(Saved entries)
####

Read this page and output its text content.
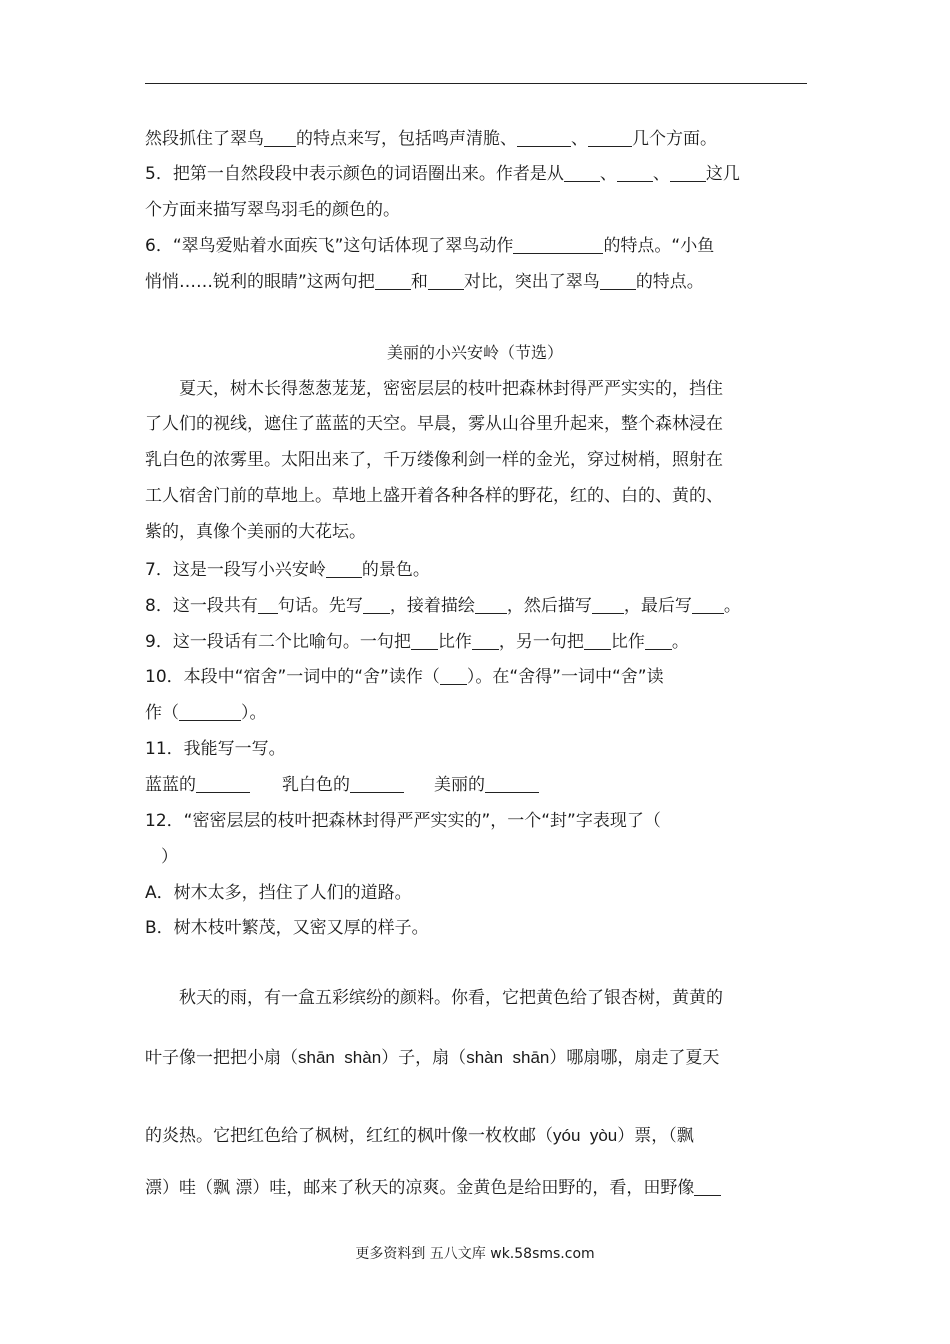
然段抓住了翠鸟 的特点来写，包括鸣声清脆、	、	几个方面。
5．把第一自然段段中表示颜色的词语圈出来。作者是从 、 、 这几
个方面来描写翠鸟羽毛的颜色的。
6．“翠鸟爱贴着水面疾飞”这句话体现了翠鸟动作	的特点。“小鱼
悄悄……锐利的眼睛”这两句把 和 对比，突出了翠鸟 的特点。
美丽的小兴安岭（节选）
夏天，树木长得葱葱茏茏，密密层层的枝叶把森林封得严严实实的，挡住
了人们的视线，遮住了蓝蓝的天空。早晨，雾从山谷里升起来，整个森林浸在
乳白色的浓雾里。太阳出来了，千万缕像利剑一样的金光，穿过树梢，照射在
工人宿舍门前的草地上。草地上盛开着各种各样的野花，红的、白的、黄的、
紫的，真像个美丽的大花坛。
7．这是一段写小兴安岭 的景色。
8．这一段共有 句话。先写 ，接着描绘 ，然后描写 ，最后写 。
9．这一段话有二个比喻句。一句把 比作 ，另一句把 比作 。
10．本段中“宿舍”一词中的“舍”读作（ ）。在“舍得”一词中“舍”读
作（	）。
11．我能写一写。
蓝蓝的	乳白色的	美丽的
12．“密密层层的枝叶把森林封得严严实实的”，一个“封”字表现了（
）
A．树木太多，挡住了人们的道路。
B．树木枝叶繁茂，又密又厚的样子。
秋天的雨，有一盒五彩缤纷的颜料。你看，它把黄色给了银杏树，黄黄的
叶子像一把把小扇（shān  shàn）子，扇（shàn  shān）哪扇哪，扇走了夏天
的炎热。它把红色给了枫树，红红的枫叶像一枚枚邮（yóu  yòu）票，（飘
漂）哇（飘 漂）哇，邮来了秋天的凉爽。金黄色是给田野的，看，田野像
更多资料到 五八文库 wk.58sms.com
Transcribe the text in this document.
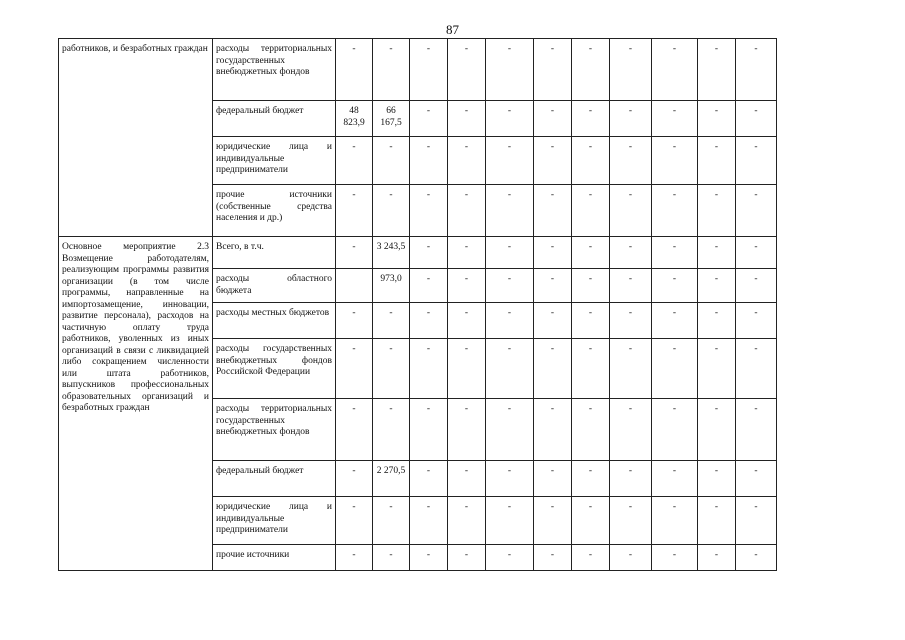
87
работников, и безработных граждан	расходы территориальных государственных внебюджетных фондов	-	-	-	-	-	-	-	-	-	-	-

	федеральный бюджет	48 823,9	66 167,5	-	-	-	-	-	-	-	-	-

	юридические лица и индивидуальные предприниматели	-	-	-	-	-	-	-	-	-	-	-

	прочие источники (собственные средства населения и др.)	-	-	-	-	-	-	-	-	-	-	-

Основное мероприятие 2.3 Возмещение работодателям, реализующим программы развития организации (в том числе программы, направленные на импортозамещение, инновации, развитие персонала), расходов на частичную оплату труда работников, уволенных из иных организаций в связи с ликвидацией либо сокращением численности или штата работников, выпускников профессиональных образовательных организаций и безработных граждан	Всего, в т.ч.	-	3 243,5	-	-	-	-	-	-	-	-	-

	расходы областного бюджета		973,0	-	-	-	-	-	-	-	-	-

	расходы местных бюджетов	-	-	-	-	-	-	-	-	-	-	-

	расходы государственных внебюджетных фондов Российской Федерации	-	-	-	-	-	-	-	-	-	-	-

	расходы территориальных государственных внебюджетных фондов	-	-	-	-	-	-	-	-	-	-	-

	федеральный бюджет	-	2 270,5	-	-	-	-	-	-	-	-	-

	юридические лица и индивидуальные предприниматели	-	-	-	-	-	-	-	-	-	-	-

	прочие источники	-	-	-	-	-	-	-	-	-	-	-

####

▸ WORK TO BE COMPLETED
Every record is to be reproduced exactly, with no pictures included.

▸ ANSWER TO THE PROBLEM
Read this page and output its text content.
然段抓住了翠鸟 的特点来写，包括鸣声清脆、	、	几个方面。
5．把第一自然段段中表示颜色的词语圈出来。作者是从 、 、 这几
个方面来描写翠鸟羽毛的颜色的。
6．“翠鸟爱贴着水面疾飞”这句话体现了翠鸟动作	的特点。“小鱼
悄悄……锐利的眼睛”这两句把 和 对比，突出了翠鸟 的特点。
美丽的小兴安岭（节选）
夏天，树木长得葱葱茏茏，密密层层的枝叶把森林封得严严实实的，挡住
了人们的视线，遮住了蓝蓝的天空。早晨，雾从山谷里升起来，整个森林浸在
乳白色的浓雾里。太阳出来了，千万缕像利剑一样的金光，穿过树梢，照射在
工人宿舍门前的草地上。草地上盛开着各种各样的野花，红的、白的、黄的、
紫的，真像个美丽的大花坛。
7．这是一段写小兴安岭 的景色。
8．这一段共有 句话。先写 ，接着描绘 ，然后描写 ，最后写 。
9．这一段话有二个比喻句。一句把 比作 ，另一句把 比作 。
10．本段中“宿舍”一词中的“舍”读作（ ）。在“舍得”一词中“舍”读
作（	）。
11．我能写一写。
蓝蓝的	乳白色的	美丽的
12．“密密层层的枝叶把森林封得严严实实的”，一个“封”字表现了（
）
A．树木太多，挡住了人们的道路。
B．树木枝叶繁茂，又密又厚的样子。
秋天的雨，有一盒五彩缤纷的颜料。你看，它把黄色给了银杏树，黄黄的
叶子像一把把小扇（shān  shàn）子，扇（shàn  shān）哪扇哪，扇走了夏天
的炎热。它把红色给了枫树，红红的枫叶像一枚枚邮（yóu  yòu）票，（飘
漂）哇（飘 漂）哇，邮来了秋天的凉爽。金黄色是给田野的，看，田野像
更多资料到 五八文库 wk.58sms.com
Transcribe the text in this document.
87
работников, и безработных граждан	расходы территориальных государственных внебюджетных фондов	-	-	-	-	-	-	-	-	-	-	-

	федеральный бюджет	48 823,9	66 167,5	-	-	-	-	-	-	-	-	-

	юридические лица и индивидуальные предприниматели	-	-	-	-	-	-	-	-	-	-	-

	прочие источники (собственные средства населения и др.)	-	-	-	-	-	-	-	-	-	-	-

Основное мероприятие 2.3 Возмещение работодателям, реализующим программы развития организации (в том числе программы, направленные на импортозамещение, инновации, развитие персонала), расходов на частичную оплату труда работников, уволенных из иных организаций в связи с ликвидацией либо сокращением численности или штата работников, выпускников профессиональных образовательных организаций и безработных граждан	Всего, в т.ч.	-	3 243,5	-	-	-	-	-	-	-	-	-

	расходы областного бюджета		973,0	-	-	-	-	-	-	-	-	-

	расходы местных бюджетов	-	-	-	-	-	-	-	-	-	-	-

	расходы государственных внебюджетных фондов Российской Федерации	-	-	-	-	-	-	-	-	-	-	-

	расходы территориальных государственных внебюджетных фондов	-	-	-	-	-	-	-	-	-	-	-

	федеральный бюджет	-	2 270,5	-	-	-	-	-	-	-	-	-

	юридические лица и индивидуальные предприниматели	-	-	-	-	-	-	-	-	-	-	-

	прочие источники	-	-	-	-	-	-	-	-	-	-	-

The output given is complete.